### What you are asked to do
Find and copy each line of the records where the string "nEne" shows up.

### Excerpted records
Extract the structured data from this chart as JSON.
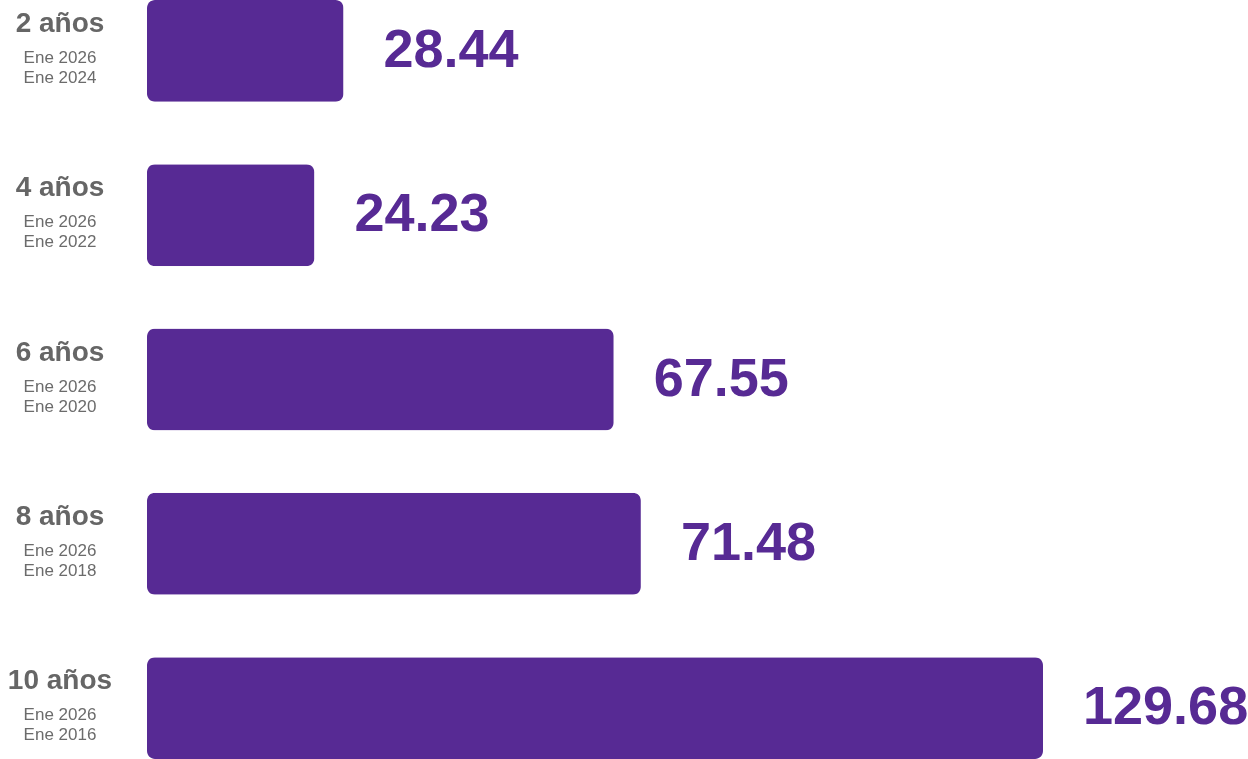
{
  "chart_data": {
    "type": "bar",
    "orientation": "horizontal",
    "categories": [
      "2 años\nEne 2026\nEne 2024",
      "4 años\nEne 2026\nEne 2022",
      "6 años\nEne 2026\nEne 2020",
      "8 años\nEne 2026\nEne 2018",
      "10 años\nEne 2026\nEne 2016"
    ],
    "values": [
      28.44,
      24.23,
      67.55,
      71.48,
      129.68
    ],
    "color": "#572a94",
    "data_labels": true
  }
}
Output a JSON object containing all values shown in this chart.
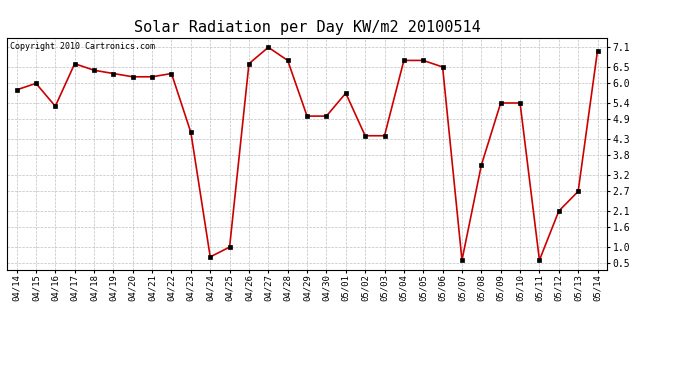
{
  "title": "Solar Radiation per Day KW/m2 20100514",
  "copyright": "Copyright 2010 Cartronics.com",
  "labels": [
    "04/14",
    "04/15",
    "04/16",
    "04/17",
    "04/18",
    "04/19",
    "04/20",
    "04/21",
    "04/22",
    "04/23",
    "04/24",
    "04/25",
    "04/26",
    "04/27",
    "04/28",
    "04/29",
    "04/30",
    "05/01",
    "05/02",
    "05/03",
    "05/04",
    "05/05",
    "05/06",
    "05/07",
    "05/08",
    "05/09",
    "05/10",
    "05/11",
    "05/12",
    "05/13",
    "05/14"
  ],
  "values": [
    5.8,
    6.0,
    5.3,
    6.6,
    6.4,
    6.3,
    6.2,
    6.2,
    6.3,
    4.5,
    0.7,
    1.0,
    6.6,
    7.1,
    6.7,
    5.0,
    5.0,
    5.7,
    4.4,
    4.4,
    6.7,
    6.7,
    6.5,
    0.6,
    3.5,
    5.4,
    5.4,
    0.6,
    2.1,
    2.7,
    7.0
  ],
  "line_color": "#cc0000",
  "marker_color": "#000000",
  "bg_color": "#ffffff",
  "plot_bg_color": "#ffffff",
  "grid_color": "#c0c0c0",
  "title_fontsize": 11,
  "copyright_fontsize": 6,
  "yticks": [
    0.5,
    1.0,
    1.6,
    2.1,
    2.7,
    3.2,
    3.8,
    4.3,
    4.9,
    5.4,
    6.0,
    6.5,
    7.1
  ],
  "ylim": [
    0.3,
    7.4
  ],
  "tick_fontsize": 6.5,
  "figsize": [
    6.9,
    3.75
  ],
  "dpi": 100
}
---
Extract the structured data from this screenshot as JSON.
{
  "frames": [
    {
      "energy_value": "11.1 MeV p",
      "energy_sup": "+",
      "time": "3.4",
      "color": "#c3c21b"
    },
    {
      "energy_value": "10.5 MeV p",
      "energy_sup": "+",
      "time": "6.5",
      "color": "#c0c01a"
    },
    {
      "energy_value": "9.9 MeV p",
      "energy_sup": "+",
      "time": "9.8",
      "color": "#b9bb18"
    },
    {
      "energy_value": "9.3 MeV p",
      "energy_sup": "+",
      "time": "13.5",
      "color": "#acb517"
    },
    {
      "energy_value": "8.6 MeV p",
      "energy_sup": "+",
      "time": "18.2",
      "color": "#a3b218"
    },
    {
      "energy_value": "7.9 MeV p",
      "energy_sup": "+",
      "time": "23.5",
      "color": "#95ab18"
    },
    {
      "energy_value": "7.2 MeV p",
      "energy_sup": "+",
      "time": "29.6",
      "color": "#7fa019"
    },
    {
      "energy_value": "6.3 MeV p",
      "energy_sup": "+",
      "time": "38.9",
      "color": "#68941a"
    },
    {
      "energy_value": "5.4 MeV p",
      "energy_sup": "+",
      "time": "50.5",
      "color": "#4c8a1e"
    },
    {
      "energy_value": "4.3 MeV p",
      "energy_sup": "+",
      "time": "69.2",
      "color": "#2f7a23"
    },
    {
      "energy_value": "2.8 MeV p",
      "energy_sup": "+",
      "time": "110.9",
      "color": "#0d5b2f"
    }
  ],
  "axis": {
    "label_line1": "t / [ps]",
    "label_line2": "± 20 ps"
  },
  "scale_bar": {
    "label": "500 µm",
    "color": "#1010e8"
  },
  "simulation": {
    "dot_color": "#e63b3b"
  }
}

### Response
      "2 años\nEne 2026\nEne 2024",
      "4 años\nEne 2026\nEne 2022",
      "6 años\nEne 2026\nEne 2020",
      "8 años\nEne 2026\nEne 2018",
      "10 años\nEne 2026\nEne 2016"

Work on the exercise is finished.